• [YOUR GOAL]
Report the count of lines holding "label" in the records, with no other words.

Stored data entries

──────────

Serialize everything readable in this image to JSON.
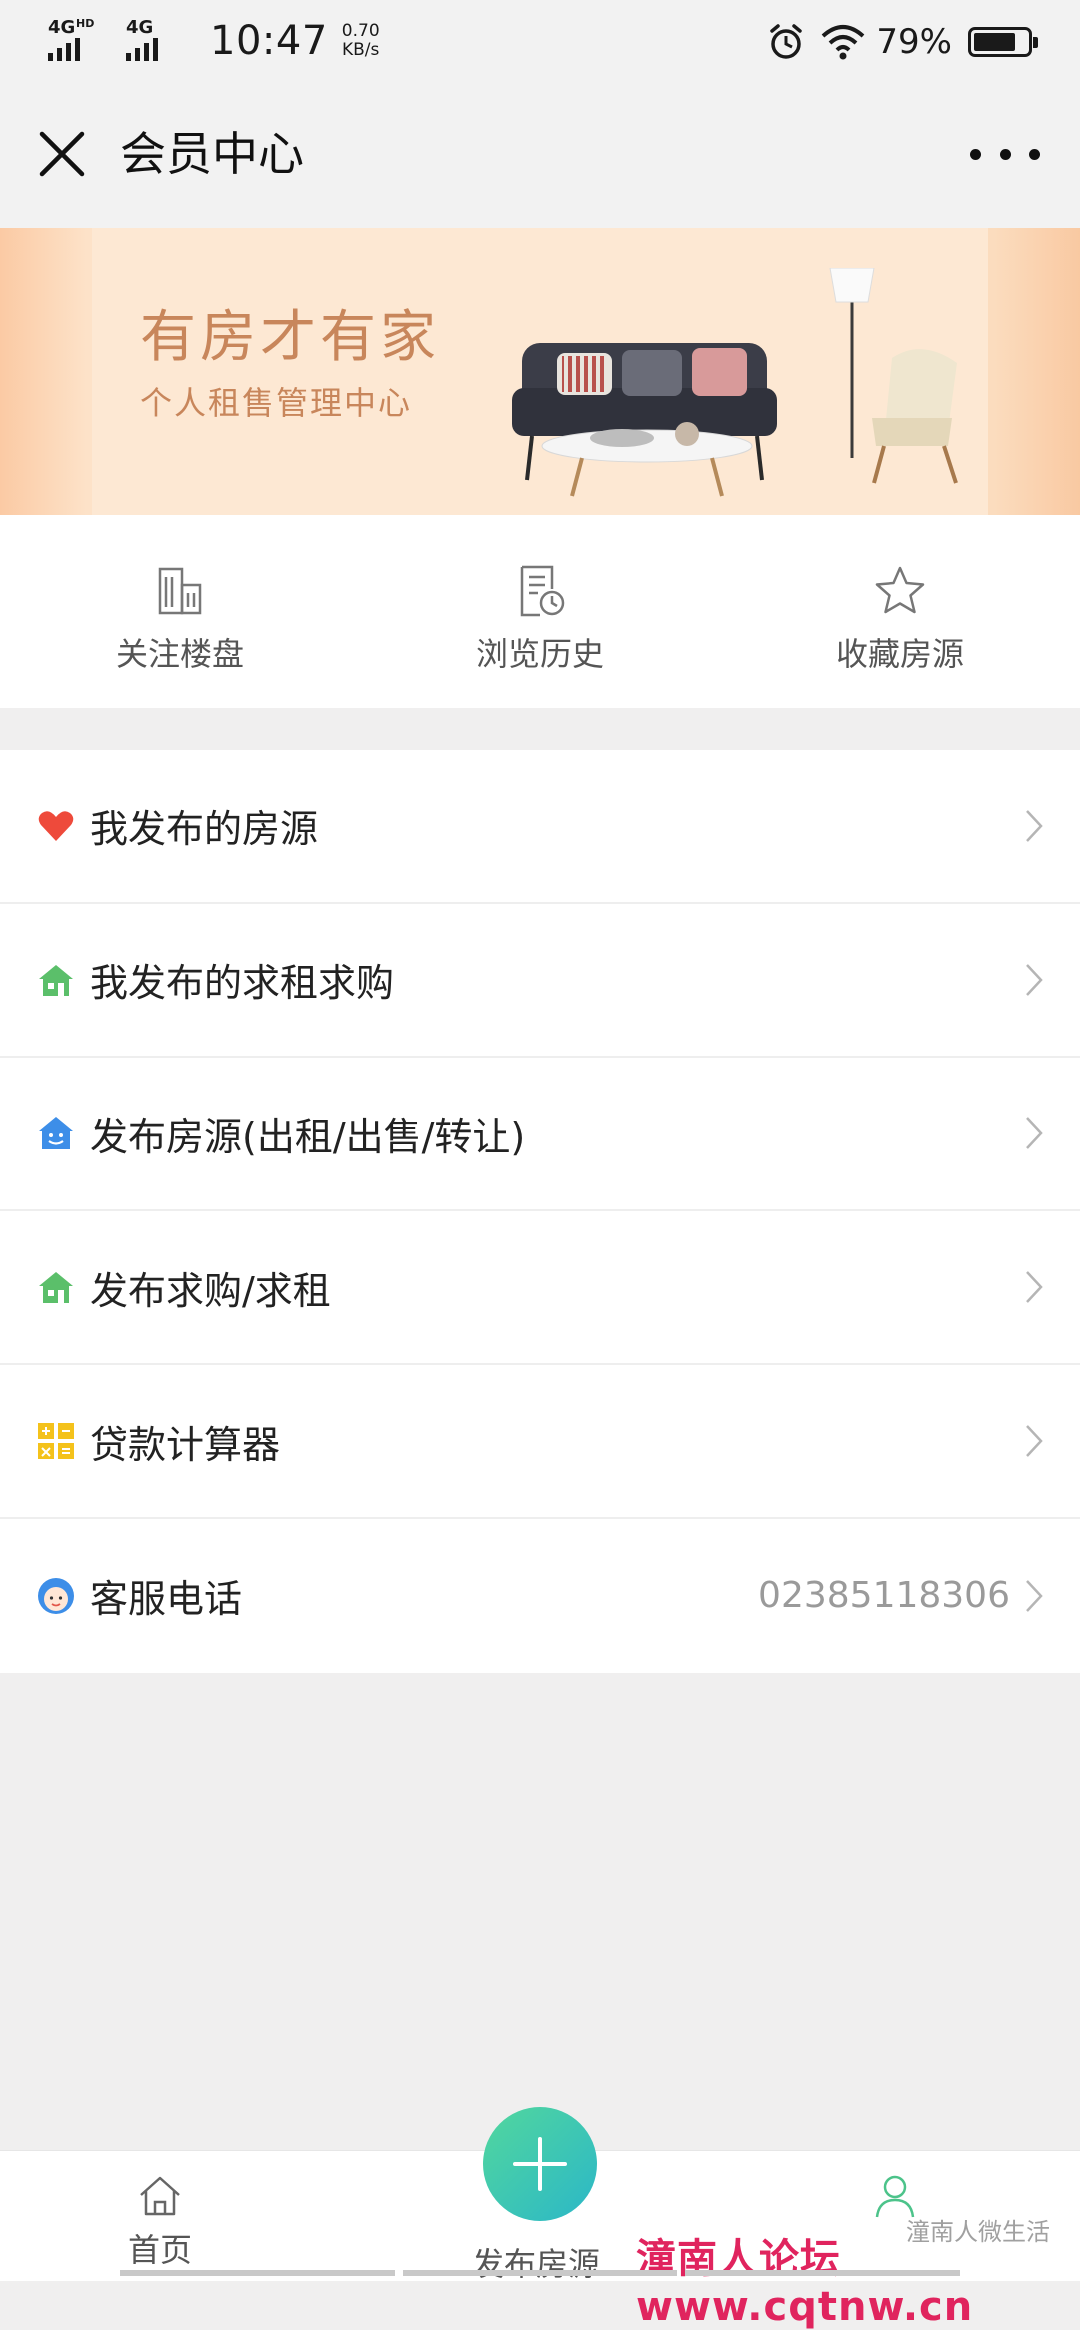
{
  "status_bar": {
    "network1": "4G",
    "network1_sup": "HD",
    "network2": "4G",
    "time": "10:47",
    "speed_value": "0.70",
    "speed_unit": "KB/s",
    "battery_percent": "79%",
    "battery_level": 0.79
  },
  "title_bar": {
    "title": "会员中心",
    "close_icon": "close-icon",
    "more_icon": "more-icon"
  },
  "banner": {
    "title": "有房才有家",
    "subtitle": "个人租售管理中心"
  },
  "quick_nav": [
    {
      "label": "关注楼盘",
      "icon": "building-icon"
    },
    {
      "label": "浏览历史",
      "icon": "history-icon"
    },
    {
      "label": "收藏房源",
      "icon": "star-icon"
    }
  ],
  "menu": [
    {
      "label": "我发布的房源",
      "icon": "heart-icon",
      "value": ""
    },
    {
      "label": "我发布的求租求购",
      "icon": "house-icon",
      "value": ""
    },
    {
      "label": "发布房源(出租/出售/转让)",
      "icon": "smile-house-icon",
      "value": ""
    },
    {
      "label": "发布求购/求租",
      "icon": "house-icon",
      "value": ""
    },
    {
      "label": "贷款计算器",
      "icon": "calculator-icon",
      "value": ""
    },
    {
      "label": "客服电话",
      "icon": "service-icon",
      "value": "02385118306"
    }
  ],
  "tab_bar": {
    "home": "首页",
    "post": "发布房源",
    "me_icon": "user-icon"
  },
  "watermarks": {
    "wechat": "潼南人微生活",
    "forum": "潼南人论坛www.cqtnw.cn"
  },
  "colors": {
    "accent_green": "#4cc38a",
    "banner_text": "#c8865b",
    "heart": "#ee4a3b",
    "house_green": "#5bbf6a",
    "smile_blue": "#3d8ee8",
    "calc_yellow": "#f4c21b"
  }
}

──────────

• [FULL OUTPUT]
9